··· EXCERPTED DATA ···

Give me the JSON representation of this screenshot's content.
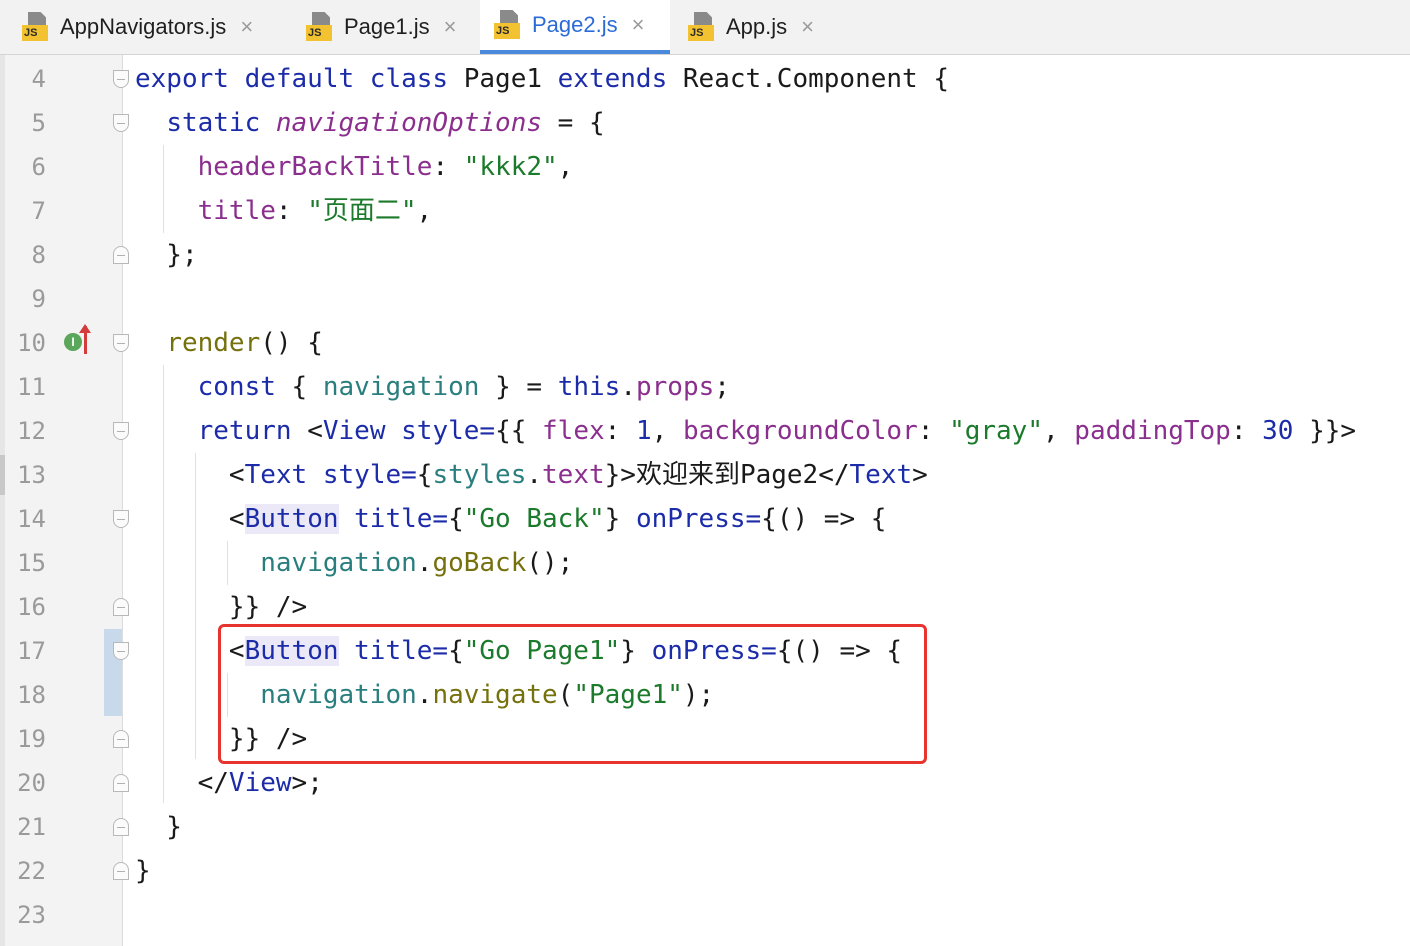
{
  "tabs": [
    {
      "label": "AppNavigators.js",
      "icon": "js-file-icon",
      "active": false
    },
    {
      "label": "Page1.js",
      "icon": "js-file-icon",
      "active": false
    },
    {
      "label": "Page2.js",
      "icon": "js-file-icon",
      "active": true
    },
    {
      "label": "App.js",
      "icon": "js-file-icon",
      "active": false
    }
  ],
  "js_badge": "JS",
  "close_glyph": "×",
  "gutter": {
    "line_numbers": [
      "4",
      "5",
      "6",
      "7",
      "8",
      "9",
      "10",
      "11",
      "12",
      "13",
      "14",
      "15",
      "16",
      "17",
      "18",
      "19",
      "20",
      "21",
      "22",
      "23"
    ],
    "implement_marker": "I"
  },
  "code_lines": [
    "export default class Page1 extends React.Component {",
    "  static navigationOptions = {",
    "    headerBackTitle: \"kkk2\",",
    "    title: \"页面二\",",
    "  };",
    "",
    "  render() {",
    "    const { navigation } = this.props;",
    "    return <View style={{ flex: 1, backgroundColor: \"gray\", paddingTop: 30 }}>",
    "      <Text style={styles.text}>欢迎来到Page2</Text>",
    "      <Button title={\"Go Back\"} onPress={() => {",
    "        navigation.goBack();",
    "      }} />",
    "      <Button title={\"Go Page1\"} onPress={() => {",
    "        navigation.navigate(\"Page1\");",
    "      }} />",
    "    </View>;",
    "  }",
    "}",
    ""
  ],
  "colors": {
    "keyword": "#1c2ca8",
    "field": "#8b2f8e",
    "string": "#1b7a2b",
    "function": "#75710e",
    "variable": "#2a7f7e",
    "active_tab": "#2b6bd6",
    "highlight_box": "#e8342e"
  }
}
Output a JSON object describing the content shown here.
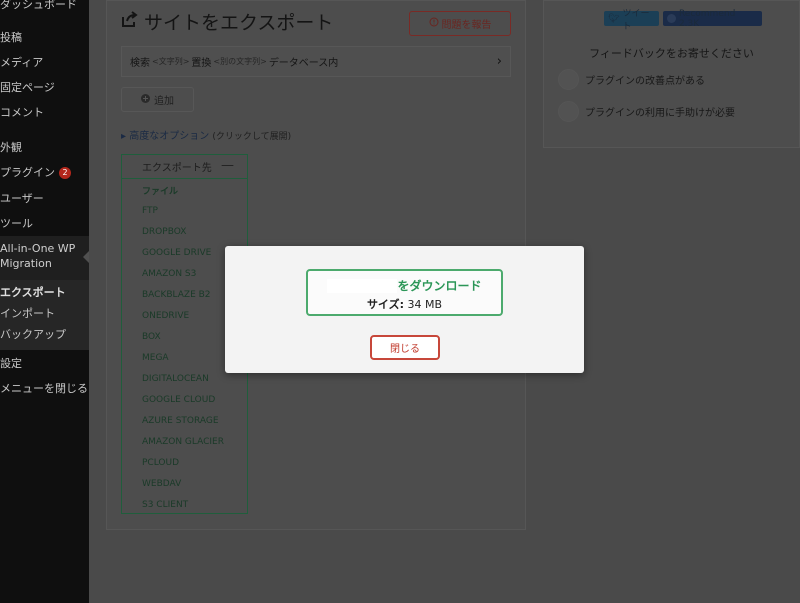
{
  "sidebar": {
    "items": [
      {
        "label": "ダッシュボード"
      },
      {
        "label": "投稿"
      },
      {
        "label": "メディア"
      },
      {
        "label": "固定ページ"
      },
      {
        "label": "コメント"
      },
      {
        "label": "外観"
      },
      {
        "label": "プラグイン",
        "badge": "2"
      },
      {
        "label": "ユーザー"
      },
      {
        "label": "ツール"
      },
      {
        "label": "All-in-One WP"
      },
      {
        "label": "Migration"
      },
      {
        "label": "エクスポート"
      },
      {
        "label": "インポート"
      },
      {
        "label": "バックアップ"
      },
      {
        "label": "設定"
      },
      {
        "label": "メニューを閉じる"
      }
    ]
  },
  "header": {
    "title": "サイトをエクスポート",
    "report_button": "問題を報告"
  },
  "find_replace": {
    "search": "検索",
    "search_hint": "<文字列>",
    "replace": "置換",
    "replace_hint": "<別の文字列>",
    "suffix": "データベース内"
  },
  "add_button": "追加",
  "advanced": {
    "link": "高度なオプション",
    "hint": "(クリックして展開)"
  },
  "export_to": {
    "header": "エクスポート先",
    "items": [
      "ファイル",
      "FTP",
      "DROPBOX",
      "GOOGLE DRIVE",
      "AMAZON S3",
      "BACKBLAZE B2",
      "ONEDRIVE",
      "BOX",
      "MEGA",
      "DIGITALOCEAN",
      "GOOGLE CLOUD",
      "AZURE STORAGE",
      "AMAZON GLACIER",
      "PCLOUD",
      "WEBDAV",
      "S3 CLIENT"
    ]
  },
  "social": {
    "tweet": "ツイート",
    "fb_recommend": "Recommend 2.3K"
  },
  "feedback": {
    "title": "フィードバックをお寄せください",
    "options": [
      "プラグインの改善点がある",
      "プラグインの利用に手助けが必要"
    ]
  },
  "modal": {
    "download_label": "をダウンロード",
    "size_label": "サイズ:",
    "size_value": "34 MB",
    "close_button": "閉じる"
  },
  "colors": {
    "download_green": "#2b9657",
    "close_red": "#c0392b"
  }
}
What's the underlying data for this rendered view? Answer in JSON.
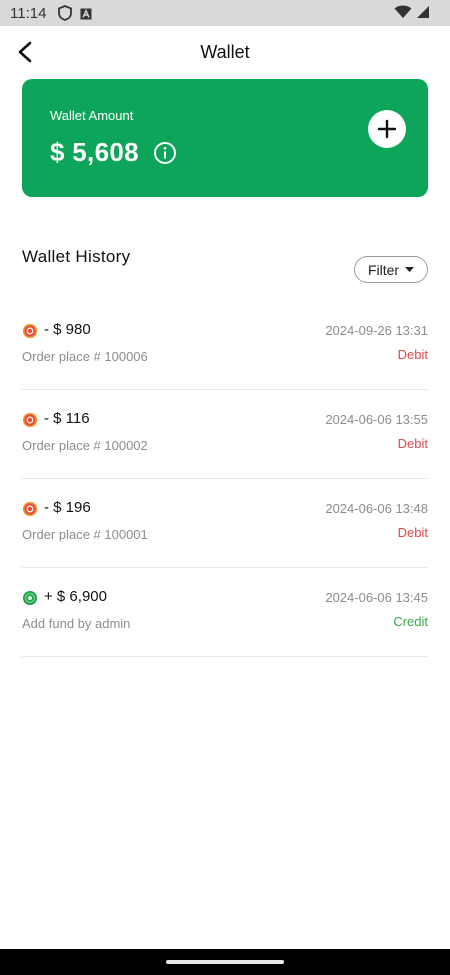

···

Go through the data and count each line that has the word "style", then give the total alone.

2